## SHORT EXERCISE
Reproduce the following lines verbatim.

## PROVIDED DATA

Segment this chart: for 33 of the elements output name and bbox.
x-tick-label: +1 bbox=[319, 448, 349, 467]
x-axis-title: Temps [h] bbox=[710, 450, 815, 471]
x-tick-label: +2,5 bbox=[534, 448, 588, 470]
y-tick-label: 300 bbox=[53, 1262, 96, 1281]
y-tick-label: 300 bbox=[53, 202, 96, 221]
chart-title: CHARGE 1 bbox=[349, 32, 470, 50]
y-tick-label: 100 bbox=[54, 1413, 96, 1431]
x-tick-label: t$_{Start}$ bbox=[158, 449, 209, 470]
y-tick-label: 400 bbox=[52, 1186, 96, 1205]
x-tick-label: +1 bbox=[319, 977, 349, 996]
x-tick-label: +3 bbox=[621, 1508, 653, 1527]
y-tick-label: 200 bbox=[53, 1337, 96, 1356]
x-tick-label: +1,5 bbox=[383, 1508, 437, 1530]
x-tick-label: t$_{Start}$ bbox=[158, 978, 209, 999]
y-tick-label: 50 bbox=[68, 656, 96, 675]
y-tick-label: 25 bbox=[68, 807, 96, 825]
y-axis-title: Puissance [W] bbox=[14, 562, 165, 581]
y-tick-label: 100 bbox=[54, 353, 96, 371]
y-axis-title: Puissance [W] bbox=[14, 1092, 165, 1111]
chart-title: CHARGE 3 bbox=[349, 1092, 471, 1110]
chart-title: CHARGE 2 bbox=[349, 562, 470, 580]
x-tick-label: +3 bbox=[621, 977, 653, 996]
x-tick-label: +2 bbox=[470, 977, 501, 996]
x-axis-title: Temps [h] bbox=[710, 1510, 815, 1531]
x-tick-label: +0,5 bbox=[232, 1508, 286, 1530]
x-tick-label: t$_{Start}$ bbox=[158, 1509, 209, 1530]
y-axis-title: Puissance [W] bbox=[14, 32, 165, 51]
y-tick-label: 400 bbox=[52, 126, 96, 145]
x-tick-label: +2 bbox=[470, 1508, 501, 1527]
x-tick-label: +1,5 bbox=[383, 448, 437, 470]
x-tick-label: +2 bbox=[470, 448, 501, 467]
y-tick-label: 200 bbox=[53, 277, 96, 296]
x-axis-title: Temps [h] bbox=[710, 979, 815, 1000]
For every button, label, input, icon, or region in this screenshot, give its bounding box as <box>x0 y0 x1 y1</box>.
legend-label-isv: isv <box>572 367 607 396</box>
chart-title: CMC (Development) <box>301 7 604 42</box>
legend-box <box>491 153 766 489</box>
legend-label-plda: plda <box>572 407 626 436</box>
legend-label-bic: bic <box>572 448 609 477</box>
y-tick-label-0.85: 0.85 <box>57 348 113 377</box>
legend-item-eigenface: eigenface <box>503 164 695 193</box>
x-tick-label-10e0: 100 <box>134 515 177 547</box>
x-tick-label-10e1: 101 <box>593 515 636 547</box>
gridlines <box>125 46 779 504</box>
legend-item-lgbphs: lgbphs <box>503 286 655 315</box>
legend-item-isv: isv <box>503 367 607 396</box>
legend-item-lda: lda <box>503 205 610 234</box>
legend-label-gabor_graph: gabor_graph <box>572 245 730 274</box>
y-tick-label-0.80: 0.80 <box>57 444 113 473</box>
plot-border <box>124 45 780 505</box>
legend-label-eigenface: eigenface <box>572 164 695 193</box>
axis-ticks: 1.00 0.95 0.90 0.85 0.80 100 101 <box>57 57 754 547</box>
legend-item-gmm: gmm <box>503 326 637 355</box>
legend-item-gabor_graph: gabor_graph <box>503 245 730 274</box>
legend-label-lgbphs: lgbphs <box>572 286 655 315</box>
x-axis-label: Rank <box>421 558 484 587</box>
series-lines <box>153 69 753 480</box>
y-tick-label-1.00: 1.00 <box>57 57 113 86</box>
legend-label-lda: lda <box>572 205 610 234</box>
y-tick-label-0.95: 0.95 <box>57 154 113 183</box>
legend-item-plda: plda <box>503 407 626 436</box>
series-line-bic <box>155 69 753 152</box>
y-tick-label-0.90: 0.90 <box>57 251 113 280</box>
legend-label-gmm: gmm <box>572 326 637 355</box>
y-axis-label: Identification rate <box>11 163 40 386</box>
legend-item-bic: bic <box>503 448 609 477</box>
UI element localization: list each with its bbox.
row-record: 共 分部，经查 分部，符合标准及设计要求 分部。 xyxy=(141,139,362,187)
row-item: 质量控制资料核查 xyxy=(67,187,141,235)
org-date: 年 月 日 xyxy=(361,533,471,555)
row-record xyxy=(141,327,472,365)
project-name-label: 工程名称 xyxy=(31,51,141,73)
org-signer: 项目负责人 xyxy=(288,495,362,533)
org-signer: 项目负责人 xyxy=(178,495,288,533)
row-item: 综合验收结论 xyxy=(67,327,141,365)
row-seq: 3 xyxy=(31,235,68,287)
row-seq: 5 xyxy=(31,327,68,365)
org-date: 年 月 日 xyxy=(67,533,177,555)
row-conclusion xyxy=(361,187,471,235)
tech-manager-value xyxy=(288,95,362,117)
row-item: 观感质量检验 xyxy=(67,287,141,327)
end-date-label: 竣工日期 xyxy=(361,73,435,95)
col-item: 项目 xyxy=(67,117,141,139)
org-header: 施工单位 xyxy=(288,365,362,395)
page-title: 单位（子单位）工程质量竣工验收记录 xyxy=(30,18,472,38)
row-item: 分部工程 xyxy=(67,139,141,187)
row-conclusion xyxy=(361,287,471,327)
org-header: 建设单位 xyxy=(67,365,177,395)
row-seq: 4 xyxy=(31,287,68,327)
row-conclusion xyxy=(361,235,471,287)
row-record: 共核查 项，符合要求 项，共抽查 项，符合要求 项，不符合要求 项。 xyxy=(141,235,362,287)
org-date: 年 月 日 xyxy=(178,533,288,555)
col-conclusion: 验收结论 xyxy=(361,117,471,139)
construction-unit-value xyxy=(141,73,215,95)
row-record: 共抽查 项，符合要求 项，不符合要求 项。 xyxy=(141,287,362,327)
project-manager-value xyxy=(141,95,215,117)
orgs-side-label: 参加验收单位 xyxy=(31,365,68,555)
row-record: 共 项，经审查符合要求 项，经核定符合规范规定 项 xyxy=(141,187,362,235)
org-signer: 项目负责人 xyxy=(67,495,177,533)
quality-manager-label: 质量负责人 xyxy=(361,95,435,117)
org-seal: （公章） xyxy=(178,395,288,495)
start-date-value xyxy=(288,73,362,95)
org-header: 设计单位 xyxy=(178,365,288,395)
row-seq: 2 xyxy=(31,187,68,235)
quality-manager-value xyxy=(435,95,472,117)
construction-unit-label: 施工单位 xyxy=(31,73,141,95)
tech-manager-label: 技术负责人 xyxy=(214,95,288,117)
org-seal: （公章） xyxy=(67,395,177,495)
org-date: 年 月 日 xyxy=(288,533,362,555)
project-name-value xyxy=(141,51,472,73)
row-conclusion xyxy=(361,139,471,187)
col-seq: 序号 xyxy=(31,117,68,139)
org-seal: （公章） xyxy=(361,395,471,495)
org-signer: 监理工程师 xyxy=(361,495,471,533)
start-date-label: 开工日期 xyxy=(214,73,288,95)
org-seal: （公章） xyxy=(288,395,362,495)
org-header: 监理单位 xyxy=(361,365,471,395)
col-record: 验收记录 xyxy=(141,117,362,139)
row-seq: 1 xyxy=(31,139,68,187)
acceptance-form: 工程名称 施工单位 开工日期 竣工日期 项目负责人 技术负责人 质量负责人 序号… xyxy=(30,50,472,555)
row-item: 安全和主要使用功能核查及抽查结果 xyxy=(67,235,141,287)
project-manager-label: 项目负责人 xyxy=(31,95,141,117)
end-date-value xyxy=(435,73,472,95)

## WRITTEN RESPONSE
Segment this chart: for 33 of the elements output name and bbox.
x-tick-label: +1 bbox=[319, 448, 349, 467]
x-axis-title: Temps [h] bbox=[710, 450, 815, 471]
x-tick-label: +2,5 bbox=[534, 448, 588, 470]
y-tick-label: 300 bbox=[53, 1262, 96, 1281]
y-tick-label: 300 bbox=[53, 202, 96, 221]
chart-title: CHARGE 1 bbox=[349, 32, 470, 50]
y-tick-label: 100 bbox=[54, 1413, 96, 1431]
x-tick-label: t$_{Start}$ bbox=[158, 449, 209, 470]
y-tick-label: 400 bbox=[52, 1186, 96, 1205]
x-tick-label: +1 bbox=[319, 977, 349, 996]
x-tick-label: +3 bbox=[621, 1508, 653, 1527]
y-tick-label: 200 bbox=[53, 1337, 96, 1356]
x-tick-label: +1,5 bbox=[383, 1508, 437, 1530]
x-tick-label: t$_{Start}$ bbox=[158, 978, 209, 999]
y-tick-label: 50 bbox=[68, 656, 96, 675]
y-tick-label: 25 bbox=[68, 807, 96, 825]
y-axis-title: Puissance [W] bbox=[14, 562, 165, 581]
y-tick-label: 100 bbox=[54, 353, 96, 371]
y-axis-title: Puissance [W] bbox=[14, 1092, 165, 1111]
chart-title: CHARGE 3 bbox=[349, 1092, 471, 1110]
chart-title: CHARGE 2 bbox=[349, 562, 470, 580]
x-tick-label: +3 bbox=[621, 977, 653, 996]
x-tick-label: +2 bbox=[470, 977, 501, 996]
x-axis-title: Temps [h] bbox=[710, 1510, 815, 1531]
x-tick-label: +0,5 bbox=[232, 1508, 286, 1530]
x-tick-label: t$_{Start}$ bbox=[158, 1509, 209, 1530]
y-axis-title: Puissance [W] bbox=[14, 32, 165, 51]
y-tick-label: 400 bbox=[52, 126, 96, 145]
x-tick-label: +2 bbox=[470, 1508, 501, 1527]
x-tick-label: +1,5 bbox=[383, 448, 437, 470]
x-tick-label: +2 bbox=[470, 448, 501, 467]
y-tick-label: 200 bbox=[53, 277, 96, 296]
x-axis-title: Temps [h] bbox=[710, 979, 815, 1000]
For every button, label, input, icon, or region in this screenshot, give its bounding box as <box>x0 y0 x1 y1</box>.
legend-label-isv: isv <box>572 367 607 396</box>
chart-title: CMC (Development) <box>301 7 604 42</box>
legend-box <box>491 153 766 489</box>
legend-label-plda: plda <box>572 407 626 436</box>
legend-label-bic: bic <box>572 448 609 477</box>
y-tick-label-0.85: 0.85 <box>57 348 113 377</box>
legend-item-eigenface: eigenface <box>503 164 695 193</box>
x-tick-label-10e0: 100 <box>134 515 177 547</box>
x-tick-label-10e1: 101 <box>593 515 636 547</box>
gridlines <box>125 46 779 504</box>
legend-item-lgbphs: lgbphs <box>503 286 655 315</box>
legend-item-isv: isv <box>503 367 607 396</box>
legend-item-lda: lda <box>503 205 610 234</box>
legend-label-gabor_graph: gabor_graph <box>572 245 730 274</box>
y-tick-label-0.80: 0.80 <box>57 444 113 473</box>
plot-border <box>124 45 780 505</box>
legend-label-eigenface: eigenface <box>572 164 695 193</box>
axis-ticks: 1.00 0.95 0.90 0.85 0.80 100 101 <box>57 57 754 547</box>
legend-item-gmm: gmm <box>503 326 637 355</box>
legend-item-gabor_graph: gabor_graph <box>503 245 730 274</box>
legend-label-lgbphs: lgbphs <box>572 286 655 315</box>
x-axis-label: Rank <box>421 558 484 587</box>
series-lines <box>153 69 753 480</box>
y-tick-label-1.00: 1.00 <box>57 57 113 86</box>
legend-label-lda: lda <box>572 205 610 234</box>
y-tick-label-0.95: 0.95 <box>57 154 113 183</box>
legend-item-plda: plda <box>503 407 626 436</box>
series-line-bic <box>155 69 753 152</box>
y-tick-label-0.90: 0.90 <box>57 251 113 280</box>
legend-label-gmm: gmm <box>572 326 637 355</box>
y-axis-label: Identification rate <box>11 163 40 386</box>
legend-item-bic: bic <box>503 448 609 477</box>
UI element localization: list each with its bbox.
row-record: 共 分部，经查 分部，符合标准及设计要求 分部。 xyxy=(141,139,362,187)
row-item: 质量控制资料核查 xyxy=(67,187,141,235)
org-date: 年 月 日 xyxy=(361,533,471,555)
row-record xyxy=(141,327,472,365)
project-name-label: 工程名称 xyxy=(31,51,141,73)
org-signer: 项目负责人 xyxy=(288,495,362,533)
org-signer: 项目负责人 xyxy=(178,495,288,533)
row-item: 综合验收结论 xyxy=(67,327,141,365)
row-seq: 3 xyxy=(31,235,68,287)
row-seq: 5 xyxy=(31,327,68,365)
org-date: 年 月 日 xyxy=(67,533,177,555)
row-conclusion xyxy=(361,187,471,235)
tech-manager-value xyxy=(288,95,362,117)
row-item: 观感质量检验 xyxy=(67,287,141,327)
end-date-label: 竣工日期 xyxy=(361,73,435,95)
col-item: 项目 xyxy=(67,117,141,139)
org-header: 施工单位 xyxy=(288,365,362,395)
page-title: 单位（子单位）工程质量竣工验收记录 xyxy=(30,18,472,38)
row-item: 分部工程 xyxy=(67,139,141,187)
row-conclusion xyxy=(361,287,471,327)
org-header: 建设单位 xyxy=(67,365,177,395)
row-seq: 4 xyxy=(31,287,68,327)
row-conclusion xyxy=(361,235,471,287)
row-record: 共核查 项，符合要求 项，共抽查 项，符合要求 项，不符合要求 项。 xyxy=(141,235,362,287)
org-date: 年 月 日 xyxy=(178,533,288,555)
col-conclusion: 验收结论 xyxy=(361,117,471,139)
construction-unit-value xyxy=(141,73,215,95)
row-record: 共抽查 项，符合要求 项，不符合要求 项。 xyxy=(141,287,362,327)
project-manager-value xyxy=(141,95,215,117)
orgs-side-label: 参加验收单位 xyxy=(31,365,68,555)
row-record: 共 项，经审查符合要求 项，经核定符合规范规定 项 xyxy=(141,187,362,235)
org-signer: 项目负责人 xyxy=(67,495,177,533)
quality-manager-label: 质量负责人 xyxy=(361,95,435,117)
org-seal: （公章） xyxy=(178,395,288,495)
start-date-value xyxy=(288,73,362,95)
org-header: 设计单位 xyxy=(178,365,288,395)
row-seq: 2 xyxy=(31,187,68,235)
quality-manager-value xyxy=(435,95,472,117)
construction-unit-label: 施工单位 xyxy=(31,73,141,95)
tech-manager-label: 技术负责人 xyxy=(214,95,288,117)
org-seal: （公章） xyxy=(67,395,177,495)
org-date: 年 月 日 xyxy=(288,533,362,555)
project-name-value xyxy=(141,51,472,73)
row-conclusion xyxy=(361,139,471,187)
col-seq: 序号 xyxy=(31,117,68,139)
org-seal: （公章） xyxy=(361,395,471,495)
org-signer: 监理工程师 xyxy=(361,495,471,533)
start-date-label: 开工日期 xyxy=(214,73,288,95)
org-seal: （公章） xyxy=(288,395,362,495)
org-header: 监理单位 xyxy=(361,365,471,395)
col-record: 验收记录 xyxy=(141,117,362,139)
row-seq: 1 xyxy=(31,139,68,187)
acceptance-form: 工程名称 施工单位 开工日期 竣工日期 项目负责人 技术负责人 质量负责人 序号… xyxy=(30,50,472,555)
row-item: 安全和主要使用功能核查及抽查结果 xyxy=(67,235,141,287)
project-manager-label: 项目负责人 xyxy=(31,95,141,117)
end-date-value xyxy=(435,73,472,95)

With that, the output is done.